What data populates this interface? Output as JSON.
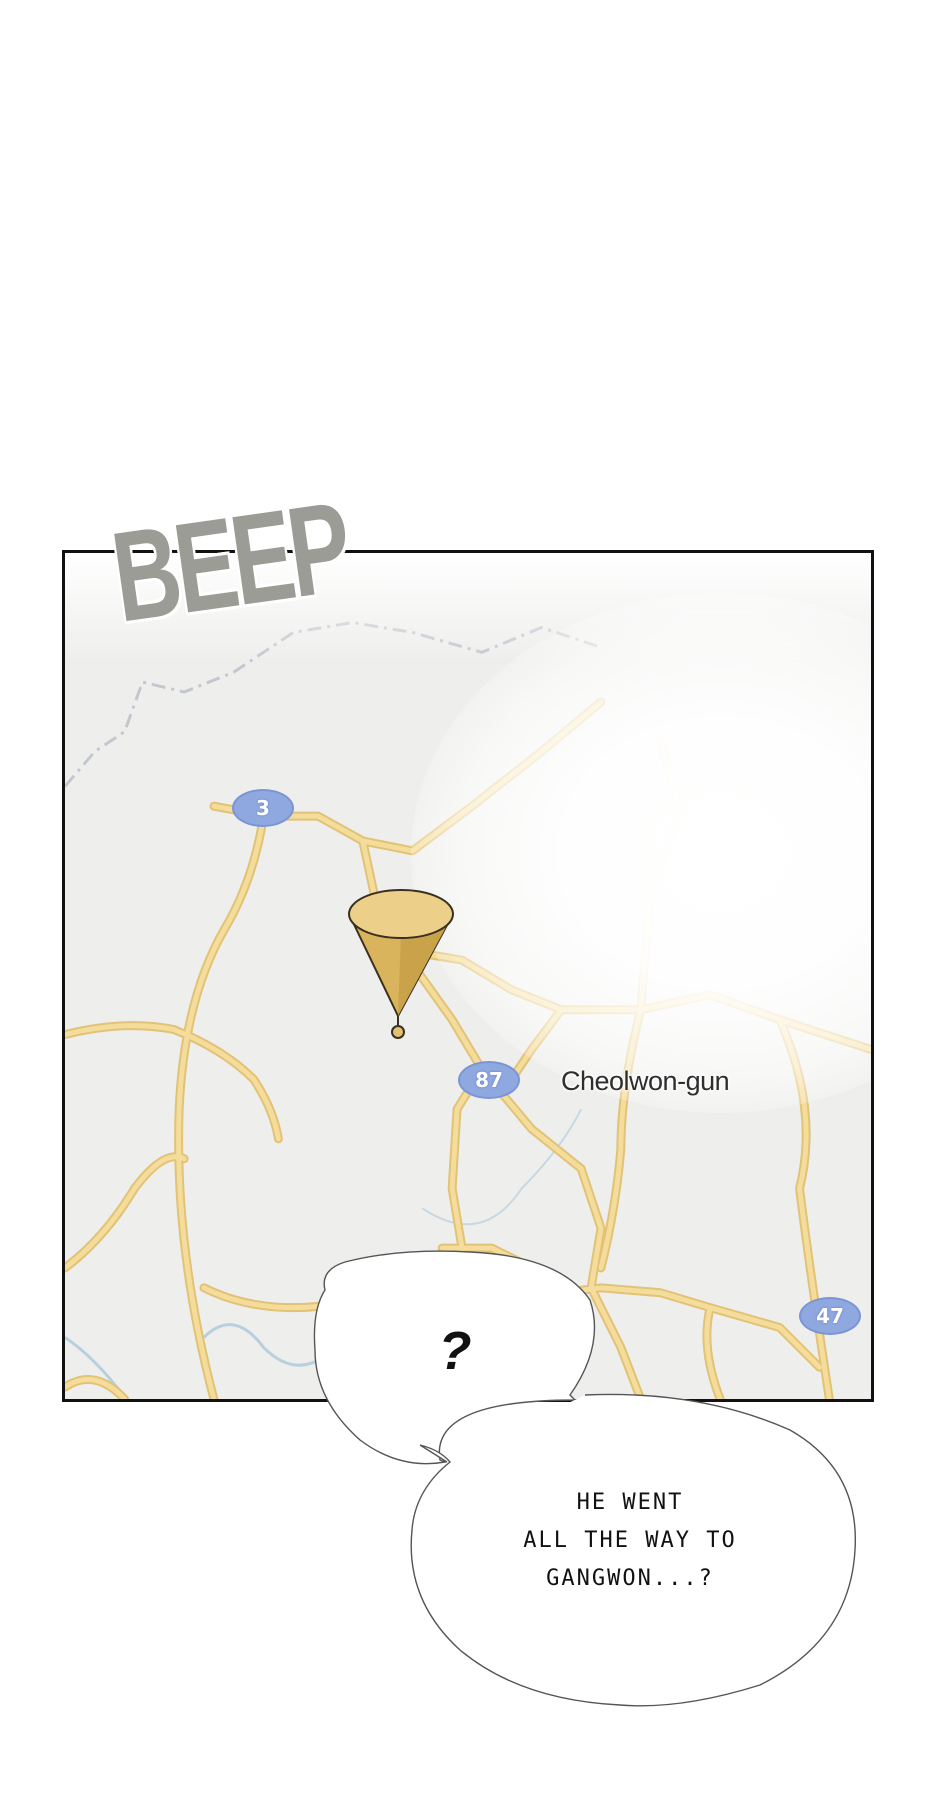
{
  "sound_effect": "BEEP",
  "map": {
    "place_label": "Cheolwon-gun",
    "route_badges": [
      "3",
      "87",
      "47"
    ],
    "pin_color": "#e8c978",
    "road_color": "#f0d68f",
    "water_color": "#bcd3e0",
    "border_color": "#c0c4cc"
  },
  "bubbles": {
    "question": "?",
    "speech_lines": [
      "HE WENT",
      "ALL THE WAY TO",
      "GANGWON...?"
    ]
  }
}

==*==

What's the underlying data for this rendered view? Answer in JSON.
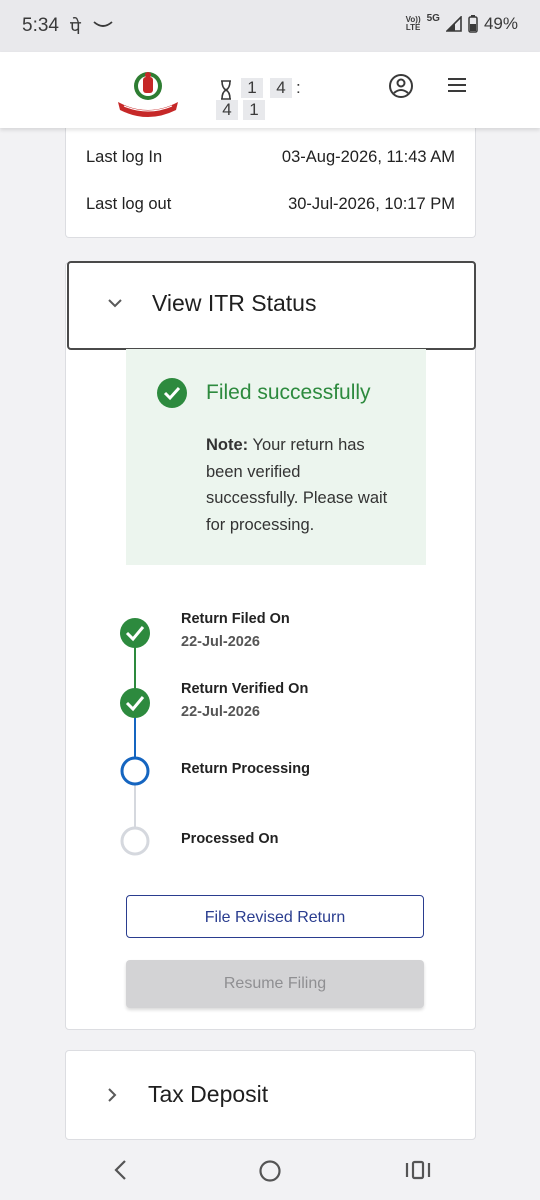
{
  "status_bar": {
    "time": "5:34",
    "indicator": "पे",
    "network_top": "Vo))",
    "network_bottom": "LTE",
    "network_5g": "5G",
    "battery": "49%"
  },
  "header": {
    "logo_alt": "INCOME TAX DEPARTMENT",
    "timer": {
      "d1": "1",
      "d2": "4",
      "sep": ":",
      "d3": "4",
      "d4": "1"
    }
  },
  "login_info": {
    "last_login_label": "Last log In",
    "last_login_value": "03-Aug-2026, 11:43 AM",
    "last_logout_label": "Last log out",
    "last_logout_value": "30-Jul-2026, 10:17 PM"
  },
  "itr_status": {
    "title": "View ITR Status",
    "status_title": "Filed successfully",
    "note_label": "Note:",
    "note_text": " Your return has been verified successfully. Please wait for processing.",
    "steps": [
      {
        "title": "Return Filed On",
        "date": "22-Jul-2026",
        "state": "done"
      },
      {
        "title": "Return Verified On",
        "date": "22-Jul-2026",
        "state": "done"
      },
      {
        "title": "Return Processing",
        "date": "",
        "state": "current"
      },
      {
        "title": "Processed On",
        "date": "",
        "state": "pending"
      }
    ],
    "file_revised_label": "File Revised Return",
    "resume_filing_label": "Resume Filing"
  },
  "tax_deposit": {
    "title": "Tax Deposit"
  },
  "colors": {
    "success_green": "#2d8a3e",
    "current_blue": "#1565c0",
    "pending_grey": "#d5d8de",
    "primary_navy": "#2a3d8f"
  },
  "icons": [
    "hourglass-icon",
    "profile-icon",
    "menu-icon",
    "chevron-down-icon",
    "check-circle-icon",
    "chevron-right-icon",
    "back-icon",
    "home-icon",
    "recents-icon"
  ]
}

==*==

> Written task
Show all lines from the listing above in which "data" appears.

> Result for this exercise
What data populates this interface? Output as JSON.
What's the underlying data for this rendered view? Answer in JSON.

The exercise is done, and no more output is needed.